GIVEN REQUEST -> Copy every line of the data exactly, leaving nothing out.

(Rows from a dataset)
↓
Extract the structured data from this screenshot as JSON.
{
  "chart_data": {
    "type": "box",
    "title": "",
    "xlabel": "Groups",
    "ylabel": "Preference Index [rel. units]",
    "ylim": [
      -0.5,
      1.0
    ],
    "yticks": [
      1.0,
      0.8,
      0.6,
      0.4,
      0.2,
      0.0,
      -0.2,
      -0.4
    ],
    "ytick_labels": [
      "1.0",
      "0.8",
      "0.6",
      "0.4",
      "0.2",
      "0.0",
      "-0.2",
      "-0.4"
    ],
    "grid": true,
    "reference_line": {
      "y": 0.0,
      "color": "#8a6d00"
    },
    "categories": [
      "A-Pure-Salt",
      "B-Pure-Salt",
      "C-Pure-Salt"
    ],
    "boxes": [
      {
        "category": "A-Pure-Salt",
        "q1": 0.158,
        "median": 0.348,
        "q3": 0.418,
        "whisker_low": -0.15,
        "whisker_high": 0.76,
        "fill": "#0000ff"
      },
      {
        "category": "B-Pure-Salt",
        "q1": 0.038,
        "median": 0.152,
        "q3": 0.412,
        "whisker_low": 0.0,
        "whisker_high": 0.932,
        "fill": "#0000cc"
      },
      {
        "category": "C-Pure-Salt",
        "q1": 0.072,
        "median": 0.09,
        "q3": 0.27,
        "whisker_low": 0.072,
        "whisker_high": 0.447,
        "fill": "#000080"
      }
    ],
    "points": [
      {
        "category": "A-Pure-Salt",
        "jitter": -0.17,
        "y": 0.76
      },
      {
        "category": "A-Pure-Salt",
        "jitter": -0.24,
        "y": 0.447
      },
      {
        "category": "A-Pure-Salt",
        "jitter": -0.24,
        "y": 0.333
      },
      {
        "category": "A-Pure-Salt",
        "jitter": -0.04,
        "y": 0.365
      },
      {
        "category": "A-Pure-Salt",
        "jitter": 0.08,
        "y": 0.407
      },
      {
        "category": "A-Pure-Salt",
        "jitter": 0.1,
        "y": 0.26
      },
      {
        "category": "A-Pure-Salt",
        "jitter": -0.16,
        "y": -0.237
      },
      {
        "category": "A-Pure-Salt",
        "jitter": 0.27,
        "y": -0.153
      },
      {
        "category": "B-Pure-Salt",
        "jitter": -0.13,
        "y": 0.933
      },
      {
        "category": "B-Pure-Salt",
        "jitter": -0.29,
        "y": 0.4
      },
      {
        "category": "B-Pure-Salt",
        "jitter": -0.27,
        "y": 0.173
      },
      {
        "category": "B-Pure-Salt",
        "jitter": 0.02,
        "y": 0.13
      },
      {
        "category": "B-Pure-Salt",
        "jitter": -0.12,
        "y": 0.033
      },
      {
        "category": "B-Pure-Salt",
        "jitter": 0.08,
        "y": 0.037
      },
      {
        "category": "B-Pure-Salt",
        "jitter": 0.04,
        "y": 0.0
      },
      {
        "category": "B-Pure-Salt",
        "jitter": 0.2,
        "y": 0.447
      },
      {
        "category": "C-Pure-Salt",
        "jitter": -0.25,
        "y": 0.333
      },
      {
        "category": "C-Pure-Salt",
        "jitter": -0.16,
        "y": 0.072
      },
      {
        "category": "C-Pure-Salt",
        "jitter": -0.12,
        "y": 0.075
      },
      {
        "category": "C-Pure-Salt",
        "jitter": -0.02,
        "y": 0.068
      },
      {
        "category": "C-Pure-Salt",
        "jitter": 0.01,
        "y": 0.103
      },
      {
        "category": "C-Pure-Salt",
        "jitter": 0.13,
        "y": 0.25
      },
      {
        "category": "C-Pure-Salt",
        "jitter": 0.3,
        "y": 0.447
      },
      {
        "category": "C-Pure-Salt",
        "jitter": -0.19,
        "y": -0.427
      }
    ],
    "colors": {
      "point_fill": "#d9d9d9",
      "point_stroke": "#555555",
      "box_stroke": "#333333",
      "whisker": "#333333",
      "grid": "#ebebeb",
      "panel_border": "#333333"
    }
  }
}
↑
ANSWER FOR THE TASK ->
Extract the structured data from this screenshot as JSON.
{
  "chart_data": {
    "type": "box",
    "title": "",
    "xlabel": "Groups",
    "ylabel": "Preference Index [rel. units]",
    "ylim": [
      -0.5,
      1.0
    ],
    "yticks": [
      1.0,
      0.8,
      0.6,
      0.4,
      0.2,
      0.0,
      -0.2,
      -0.4
    ],
    "ytick_labels": [
      "1.0",
      "0.8",
      "0.6",
      "0.4",
      "0.2",
      "0.0",
      "-0.2",
      "-0.4"
    ],
    "grid": true,
    "reference_line": {
      "y": 0.0,
      "color": "#8a6d00"
    },
    "categories": [
      "A-Pure-Salt",
      "B-Pure-Salt",
      "C-Pure-Salt"
    ],
    "boxes": [
      {
        "category": "A-Pure-Salt",
        "q1": 0.158,
        "median": 0.348,
        "q3": 0.418,
        "whisker_low": -0.15,
        "whisker_high": 0.76,
        "fill": "#0000ff"
      },
      {
        "category": "B-Pure-Salt",
        "q1": 0.038,
        "median": 0.152,
        "q3": 0.412,
        "whisker_low": 0.0,
        "whisker_high": 0.932,
        "fill": "#0000cc"
      },
      {
        "category": "C-Pure-Salt",
        "q1": 0.072,
        "median": 0.09,
        "q3": 0.27,
        "whisker_low": 0.072,
        "whisker_high": 0.447,
        "fill": "#000080"
      }
    ],
    "points": [
      {
        "category": "A-Pure-Salt",
        "jitter": -0.17,
        "y": 0.76
      },
      {
        "category": "A-Pure-Salt",
        "jitter": -0.24,
        "y": 0.447
      },
      {
        "category": "A-Pure-Salt",
        "jitter": -0.24,
        "y": 0.333
      },
      {
        "category": "A-Pure-Salt",
        "jitter": -0.04,
        "y": 0.365
      },
      {
        "category": "A-Pure-Salt",
        "jitter": 0.08,
        "y": 0.407
      },
      {
        "category": "A-Pure-Salt",
        "jitter": 0.1,
        "y": 0.26
      },
      {
        "category": "A-Pure-Salt",
        "jitter": -0.16,
        "y": -0.237
      },
      {
        "category": "A-Pure-Salt",
        "jitter": 0.27,
        "y": -0.153
      },
      {
        "category": "B-Pure-Salt",
        "jitter": -0.13,
        "y": 0.933
      },
      {
        "category": "B-Pure-Salt",
        "jitter": -0.29,
        "y": 0.4
      },
      {
        "category": "B-Pure-Salt",
        "jitter": -0.27,
        "y": 0.173
      },
      {
        "category": "B-Pure-Salt",
        "jitter": 0.02,
        "y": 0.13
      },
      {
        "category": "B-Pure-Salt",
        "jitter": -0.12,
        "y": 0.033
      },
      {
        "category": "B-Pure-Salt",
        "jitter": 0.08,
        "y": 0.037
      },
      {
        "category": "B-Pure-Salt",
        "jitter": 0.04,
        "y": 0.0
      },
      {
        "category": "B-Pure-Salt",
        "jitter": 0.2,
        "y": 0.447
      },
      {
        "category": "C-Pure-Salt",
        "jitter": -0.25,
        "y": 0.333
      },
      {
        "category": "C-Pure-Salt",
        "jitter": -0.16,
        "y": 0.072
      },
      {
        "category": "C-Pure-Salt",
        "jitter": -0.12,
        "y": 0.075
      },
      {
        "category": "C-Pure-Salt",
        "jitter": -0.02,
        "y": 0.068
      },
      {
        "category": "C-Pure-Salt",
        "jitter": 0.01,
        "y": 0.103
      },
      {
        "category": "C-Pure-Salt",
        "jitter": 0.13,
        "y": 0.25
      },
      {
        "category": "C-Pure-Salt",
        "jitter": 0.3,
        "y": 0.447
      },
      {
        "category": "C-Pure-Salt",
        "jitter": -0.19,
        "y": -0.427
      }
    ],
    "colors": {
      "point_fill": "#d9d9d9",
      "point_stroke": "#555555",
      "box_stroke": "#333333",
      "whisker": "#333333",
      "grid": "#ebebeb",
      "panel_border": "#333333"
    }
  }
}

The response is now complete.